# Exercise input start

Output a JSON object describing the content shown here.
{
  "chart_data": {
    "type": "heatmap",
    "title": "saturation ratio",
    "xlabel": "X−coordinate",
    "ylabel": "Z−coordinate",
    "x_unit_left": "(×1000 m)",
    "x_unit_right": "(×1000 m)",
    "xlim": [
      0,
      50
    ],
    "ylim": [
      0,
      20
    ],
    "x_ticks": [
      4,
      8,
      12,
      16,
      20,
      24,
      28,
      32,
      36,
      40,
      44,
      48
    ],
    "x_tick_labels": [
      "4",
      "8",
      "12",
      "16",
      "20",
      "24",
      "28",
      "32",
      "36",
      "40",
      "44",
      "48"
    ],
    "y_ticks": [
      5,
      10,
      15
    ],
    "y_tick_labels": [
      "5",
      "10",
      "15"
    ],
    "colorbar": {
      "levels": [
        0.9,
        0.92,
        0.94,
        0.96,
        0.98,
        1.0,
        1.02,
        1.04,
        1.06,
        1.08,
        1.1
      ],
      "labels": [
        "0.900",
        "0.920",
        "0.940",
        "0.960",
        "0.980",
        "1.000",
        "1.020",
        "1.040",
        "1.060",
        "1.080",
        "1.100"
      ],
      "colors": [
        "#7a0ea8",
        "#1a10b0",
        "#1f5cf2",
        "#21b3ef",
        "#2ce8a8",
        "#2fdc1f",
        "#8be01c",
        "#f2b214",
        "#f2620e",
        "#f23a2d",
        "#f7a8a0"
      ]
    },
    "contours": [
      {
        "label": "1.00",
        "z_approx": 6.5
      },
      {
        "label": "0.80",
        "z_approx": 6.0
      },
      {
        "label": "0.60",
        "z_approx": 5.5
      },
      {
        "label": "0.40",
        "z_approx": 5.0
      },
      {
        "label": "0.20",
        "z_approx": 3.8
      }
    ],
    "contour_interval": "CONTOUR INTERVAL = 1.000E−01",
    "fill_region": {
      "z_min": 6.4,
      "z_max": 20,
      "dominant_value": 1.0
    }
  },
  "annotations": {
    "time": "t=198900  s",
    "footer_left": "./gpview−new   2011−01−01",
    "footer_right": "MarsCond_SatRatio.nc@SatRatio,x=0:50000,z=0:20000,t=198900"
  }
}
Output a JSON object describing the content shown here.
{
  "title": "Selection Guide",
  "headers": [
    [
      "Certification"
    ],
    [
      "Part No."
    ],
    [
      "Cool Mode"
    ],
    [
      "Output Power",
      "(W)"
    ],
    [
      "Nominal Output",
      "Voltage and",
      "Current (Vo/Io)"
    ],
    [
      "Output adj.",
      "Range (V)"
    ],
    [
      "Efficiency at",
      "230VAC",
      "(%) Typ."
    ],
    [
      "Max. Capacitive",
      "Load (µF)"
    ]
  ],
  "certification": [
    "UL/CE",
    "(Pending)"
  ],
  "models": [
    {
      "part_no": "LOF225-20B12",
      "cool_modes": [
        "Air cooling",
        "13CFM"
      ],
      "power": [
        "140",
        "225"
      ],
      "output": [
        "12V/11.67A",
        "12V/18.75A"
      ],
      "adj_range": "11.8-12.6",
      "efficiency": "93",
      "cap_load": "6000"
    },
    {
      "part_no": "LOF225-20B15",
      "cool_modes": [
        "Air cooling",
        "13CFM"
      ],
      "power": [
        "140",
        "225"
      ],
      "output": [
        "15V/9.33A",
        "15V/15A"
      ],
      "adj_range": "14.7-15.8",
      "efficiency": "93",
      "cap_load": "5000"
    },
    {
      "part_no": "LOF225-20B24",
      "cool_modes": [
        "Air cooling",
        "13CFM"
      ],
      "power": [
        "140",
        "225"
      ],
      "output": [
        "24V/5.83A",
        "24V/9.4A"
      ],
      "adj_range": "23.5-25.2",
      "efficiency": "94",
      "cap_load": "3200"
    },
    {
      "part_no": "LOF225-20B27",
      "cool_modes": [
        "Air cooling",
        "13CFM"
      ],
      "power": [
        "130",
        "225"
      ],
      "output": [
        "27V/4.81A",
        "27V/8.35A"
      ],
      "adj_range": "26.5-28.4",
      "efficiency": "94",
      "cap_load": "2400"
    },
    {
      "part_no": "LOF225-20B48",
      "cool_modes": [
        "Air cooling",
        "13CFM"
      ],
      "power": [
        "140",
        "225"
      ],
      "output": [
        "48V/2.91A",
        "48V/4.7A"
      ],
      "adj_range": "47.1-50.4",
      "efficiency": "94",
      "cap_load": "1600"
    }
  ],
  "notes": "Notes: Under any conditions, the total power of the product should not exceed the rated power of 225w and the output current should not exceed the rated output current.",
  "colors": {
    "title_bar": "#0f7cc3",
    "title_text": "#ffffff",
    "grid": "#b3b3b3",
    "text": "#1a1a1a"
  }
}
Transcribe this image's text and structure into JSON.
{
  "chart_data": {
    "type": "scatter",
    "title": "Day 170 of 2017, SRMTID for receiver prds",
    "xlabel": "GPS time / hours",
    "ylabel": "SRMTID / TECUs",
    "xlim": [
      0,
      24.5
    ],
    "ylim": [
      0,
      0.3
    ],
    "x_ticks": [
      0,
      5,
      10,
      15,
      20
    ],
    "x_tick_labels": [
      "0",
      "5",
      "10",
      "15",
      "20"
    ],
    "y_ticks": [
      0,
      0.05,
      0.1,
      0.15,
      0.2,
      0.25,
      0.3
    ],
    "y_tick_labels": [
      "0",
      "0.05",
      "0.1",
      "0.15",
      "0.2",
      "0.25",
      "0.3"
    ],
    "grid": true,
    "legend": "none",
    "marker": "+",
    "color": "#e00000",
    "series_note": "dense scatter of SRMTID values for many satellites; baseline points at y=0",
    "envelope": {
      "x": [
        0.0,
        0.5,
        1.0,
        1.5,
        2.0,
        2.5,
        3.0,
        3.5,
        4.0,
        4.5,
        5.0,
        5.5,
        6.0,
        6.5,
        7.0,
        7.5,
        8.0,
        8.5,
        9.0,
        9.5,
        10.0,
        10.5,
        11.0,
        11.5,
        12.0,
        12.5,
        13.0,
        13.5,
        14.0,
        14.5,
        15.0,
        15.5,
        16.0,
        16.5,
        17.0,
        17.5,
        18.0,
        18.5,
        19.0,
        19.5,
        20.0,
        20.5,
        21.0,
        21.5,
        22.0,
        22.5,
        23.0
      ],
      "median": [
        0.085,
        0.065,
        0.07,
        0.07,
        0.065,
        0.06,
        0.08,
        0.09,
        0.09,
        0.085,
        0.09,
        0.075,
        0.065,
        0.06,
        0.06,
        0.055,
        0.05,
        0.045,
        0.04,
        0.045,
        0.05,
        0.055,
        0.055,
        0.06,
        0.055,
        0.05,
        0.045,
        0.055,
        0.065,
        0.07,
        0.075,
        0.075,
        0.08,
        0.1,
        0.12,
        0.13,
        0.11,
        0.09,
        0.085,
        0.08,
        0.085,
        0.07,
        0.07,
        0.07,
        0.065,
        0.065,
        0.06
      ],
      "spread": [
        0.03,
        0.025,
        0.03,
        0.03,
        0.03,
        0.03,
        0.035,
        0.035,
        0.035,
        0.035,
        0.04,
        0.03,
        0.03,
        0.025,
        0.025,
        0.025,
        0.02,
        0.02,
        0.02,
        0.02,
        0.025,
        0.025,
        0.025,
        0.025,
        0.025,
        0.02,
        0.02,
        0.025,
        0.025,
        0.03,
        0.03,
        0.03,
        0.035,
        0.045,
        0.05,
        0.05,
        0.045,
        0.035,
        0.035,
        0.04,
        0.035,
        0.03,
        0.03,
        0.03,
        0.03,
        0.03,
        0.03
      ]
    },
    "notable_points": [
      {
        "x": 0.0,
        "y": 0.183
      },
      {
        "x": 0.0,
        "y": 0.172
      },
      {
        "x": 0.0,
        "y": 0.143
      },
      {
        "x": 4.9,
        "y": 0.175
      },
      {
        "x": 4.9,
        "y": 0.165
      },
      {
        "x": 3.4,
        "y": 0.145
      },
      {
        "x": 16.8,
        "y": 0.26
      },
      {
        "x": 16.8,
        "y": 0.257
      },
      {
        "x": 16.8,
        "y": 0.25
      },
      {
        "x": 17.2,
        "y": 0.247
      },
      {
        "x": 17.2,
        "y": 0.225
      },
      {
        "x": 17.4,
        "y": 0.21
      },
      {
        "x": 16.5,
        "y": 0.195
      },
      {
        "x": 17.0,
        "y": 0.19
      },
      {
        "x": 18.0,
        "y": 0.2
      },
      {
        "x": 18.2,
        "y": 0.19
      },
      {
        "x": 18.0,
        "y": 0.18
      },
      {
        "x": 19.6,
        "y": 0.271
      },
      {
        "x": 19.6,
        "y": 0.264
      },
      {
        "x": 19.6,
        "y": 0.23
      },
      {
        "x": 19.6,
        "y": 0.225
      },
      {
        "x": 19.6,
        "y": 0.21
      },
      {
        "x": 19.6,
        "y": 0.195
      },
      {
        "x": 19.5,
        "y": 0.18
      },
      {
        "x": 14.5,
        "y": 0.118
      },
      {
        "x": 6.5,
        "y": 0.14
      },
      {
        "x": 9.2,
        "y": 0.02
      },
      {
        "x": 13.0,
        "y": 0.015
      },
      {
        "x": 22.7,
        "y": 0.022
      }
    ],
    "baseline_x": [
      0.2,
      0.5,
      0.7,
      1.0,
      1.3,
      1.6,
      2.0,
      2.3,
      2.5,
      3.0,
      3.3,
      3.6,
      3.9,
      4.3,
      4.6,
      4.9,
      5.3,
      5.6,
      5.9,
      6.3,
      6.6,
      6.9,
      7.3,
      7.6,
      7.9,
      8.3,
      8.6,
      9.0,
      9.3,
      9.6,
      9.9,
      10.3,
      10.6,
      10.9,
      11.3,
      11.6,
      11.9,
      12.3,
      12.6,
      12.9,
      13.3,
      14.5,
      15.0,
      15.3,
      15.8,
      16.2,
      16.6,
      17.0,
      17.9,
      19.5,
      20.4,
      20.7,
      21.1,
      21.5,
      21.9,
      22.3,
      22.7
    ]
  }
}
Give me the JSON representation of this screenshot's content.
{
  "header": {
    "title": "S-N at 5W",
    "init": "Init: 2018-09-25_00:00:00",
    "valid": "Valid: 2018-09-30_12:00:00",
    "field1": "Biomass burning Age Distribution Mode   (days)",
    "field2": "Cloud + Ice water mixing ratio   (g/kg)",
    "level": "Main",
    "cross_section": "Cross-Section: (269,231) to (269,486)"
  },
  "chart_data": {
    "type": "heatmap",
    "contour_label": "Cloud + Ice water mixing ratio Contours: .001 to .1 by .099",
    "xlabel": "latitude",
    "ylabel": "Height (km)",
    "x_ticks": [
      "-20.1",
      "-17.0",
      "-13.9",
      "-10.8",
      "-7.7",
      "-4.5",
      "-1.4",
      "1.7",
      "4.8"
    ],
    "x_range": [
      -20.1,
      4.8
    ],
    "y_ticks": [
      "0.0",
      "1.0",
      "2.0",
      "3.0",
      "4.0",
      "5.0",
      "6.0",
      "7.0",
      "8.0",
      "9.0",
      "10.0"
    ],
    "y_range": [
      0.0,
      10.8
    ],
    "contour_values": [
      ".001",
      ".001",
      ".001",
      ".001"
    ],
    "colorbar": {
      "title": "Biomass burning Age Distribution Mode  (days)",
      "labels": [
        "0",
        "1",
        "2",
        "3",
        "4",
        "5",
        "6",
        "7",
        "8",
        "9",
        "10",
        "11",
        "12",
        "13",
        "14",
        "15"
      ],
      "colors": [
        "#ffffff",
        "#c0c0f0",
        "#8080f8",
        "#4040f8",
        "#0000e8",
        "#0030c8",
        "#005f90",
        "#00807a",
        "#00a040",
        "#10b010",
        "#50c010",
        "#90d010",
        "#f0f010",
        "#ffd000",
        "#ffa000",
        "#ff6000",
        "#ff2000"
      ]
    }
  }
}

# Exercise input end

Task goal »
Check each line of the data above for the word "SRMTID", then state how many lines have it. Give the number alone.

Solved exercise »
3